• **What the task requires**
Find each line containing the string "viên" and return it.

---------- Provided records ----------

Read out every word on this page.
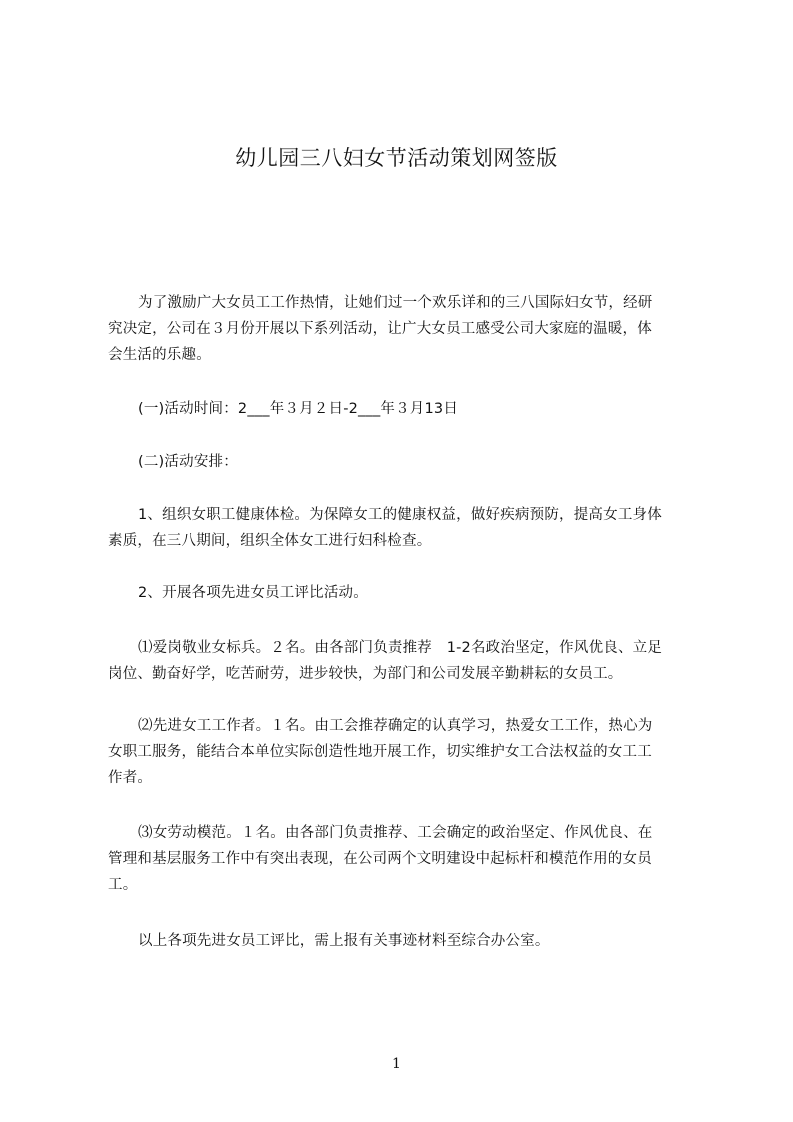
幼儿园三八妇女节活动策划网签版
为了激励广大女员工工作热情，让她们过一个欢乐详和的三八国际妇女节，经研
究决定，公司在３月份开展以下系列活动，让广大女员工感受公司大家庭的温暖，体
会生活的乐趣。
(一)活动时间：2___年３月２日-2___年３月13日
(二)活动安排：
1、组织女职工健康体检。为保障女工的健康权益，做好疾病预防，提高女工身体
素质，在三八期间，组织全体女工进行妇科检查。
2、开展各项先进女员工评比活动。
⑴爱岗敬业女标兵。２名。由各部门负责推荐　1-2名政治坚定，作风优良、立足
岗位、勤奋好学，吃苦耐劳，进步较快，为部门和公司发展辛勤耕耘的女员工。
⑵先进女工工作者。１名。由工会推荐确定的认真学习，热爱女工工作，热心为
女职工服务，能结合本单位实际创造性地开展工作，切实维护女工合法权益的女工工
作者。
⑶女劳动模范。１名。由各部门负责推荐、工会确定的政治坚定、作风优良、在
管理和基层服务工作中有突出表现，在公司两个文明建设中起标杆和模范作用的女员
工。
以上各项先进女员工评比，需上报有关事迹材料至综合办公室。
1
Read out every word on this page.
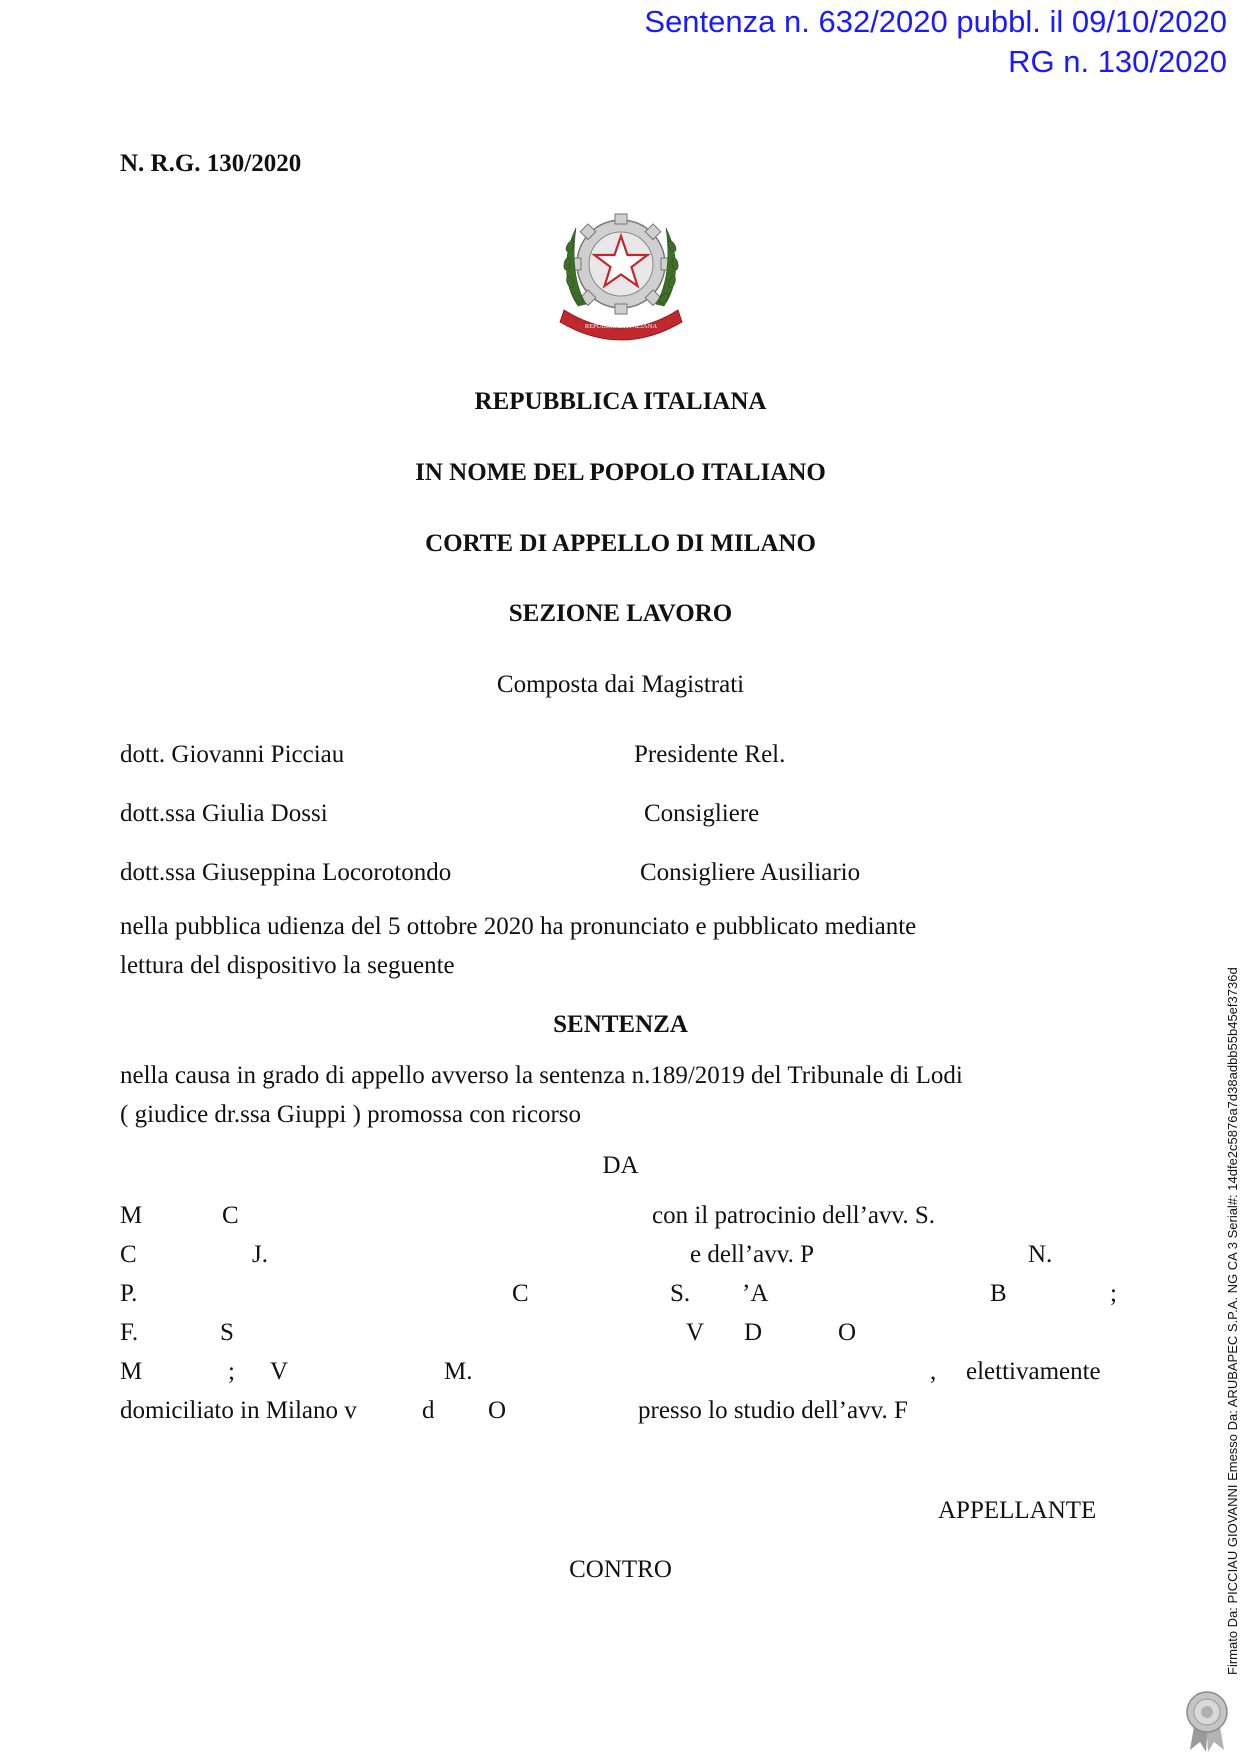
Sentenza n. 632/2020 pubbl. il 09/10/2020
RG n. 130/2020
N. R.G. 130/2020
REPUBBLICA ITALIANA
REPUBBLICA ITALIANA
IN NOME DEL POPOLO ITALIANO
CORTE DI APPELLO DI MILANO
SEZIONE LAVORO
Composta dai Magistrati
dott. Giovanni Picciau	Presidente Rel.
dott.ssa Giulia Dossi	Consigliere
dott.ssa Giuseppina Locorotondo	Consigliere Ausiliario
nella pubblica udienza del 5 ottobre 2020 ha pronunciato e pubblicato mediante
lettura del dispositivo la seguente
SENTENZA
nella causa in grado di appello avverso la sentenza n.189/2019 del Tribunale di Lodi
( giudice dr.ssa Giuppi ) promossa con ricorso
DA
M	C	con il patrocinio dell’avv. S.
C	J.	e dell’avv. P	N.
P.	C	S. ’A	B	;
F.	S	V D	O
M	; V	M.	, elettivamente
domiciliato in Milano v	d O	presso lo studio dell’avv. F
APPELLANTE
CONTRO	Firmato Da: PICCIAU GIOVANNI Emesso Da: ARUBAPEC S.P.A. NG CA 3 Serial#: 14dfe2c5876a7d38adbb55b45ef3736d
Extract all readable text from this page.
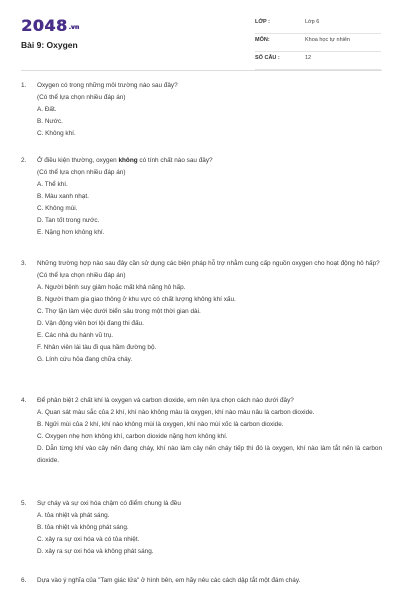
2048.vn
Bài 9: Oxygen
LỚP :	Lớp 6
MÔN:	Khoa học tự nhiên
SỐ CÂU :	12
1. Oxygen có trong những môi trường nào sau đây?
(Có thể lựa chọn nhiều đáp án)
A. Đất.
B. Nước.
C. Không khí.
2. Ở điều kiện thường, oxygen không có tính chất nào sau đây?
(Có thể lựa chọn nhiều đáp án)
A. Thể khí.
B. Màu xanh nhạt.
C. Không mùi.
D. Tan tốt trong nước.
E. Nặng hơn không khí.
3. Những trường hợp nào sau đây cần sử dụng các biện pháp hỗ trợ nhằm cung cấp nguồn oxygen cho hoạt động hô hấp?
(Có thể lựa chọn nhiều đáp án)
A. Người bệnh suy giảm hoặc mất khả năng hô hấp.
B. Người tham gia giao thông ở khu vực có chất lượng không khí xấu.
C. Thợ lặn làm việc dưới biển sâu trong một thời gian dài.
D. Vận động viên bơi lội đang thi đấu.
E. Các nhà du hành vũ trụ.
F. Nhân viên lái tàu đi qua hầm đường bộ.
G. Lính cứu hỏa đang chữa cháy.
4. Để phân biệt 2 chất khí là oxygen và carbon dioxide, em nên lựa chọn cách nào dưới đây?
A. Quan sát màu sắc của 2 khí, khí nào không màu là oxygen, khí nào màu nâu là carbon dioxide.
B. Ngửi mùi của 2 khí, khí nào không mùi là oxygen, khí nào mùi xốc là carbon dioxide.
C. Oxygen nhẹ hơn không khí, carbon dioxide nặng hơn không khí.
D. Dẫn từng khí vào cây nến đang cháy, khí nào làm cây nến cháy tiếp thì đó là oxygen, khí nào làm tắt nến là carbon dioxide.
5. Sự cháy và sự oxi hóa chậm có điểm chung là đều
A. tỏa nhiệt và phát sáng.
B. tỏa nhiệt và không phát sáng.
C. xảy ra sự oxi hóa và có tỏa nhiệt.
D. xảy ra sự oxi hóa và không phát sáng.
6. Dựa vào ý nghĩa của "Tam giác lửa" ở hình bên, em hãy nêu các cách dập tắt một đám cháy.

----------

• **Reply to the task**
D. Vận động viên bơi lội đang thi đấu.
F. Nhân viên lái tàu đi qua hầm đường bộ.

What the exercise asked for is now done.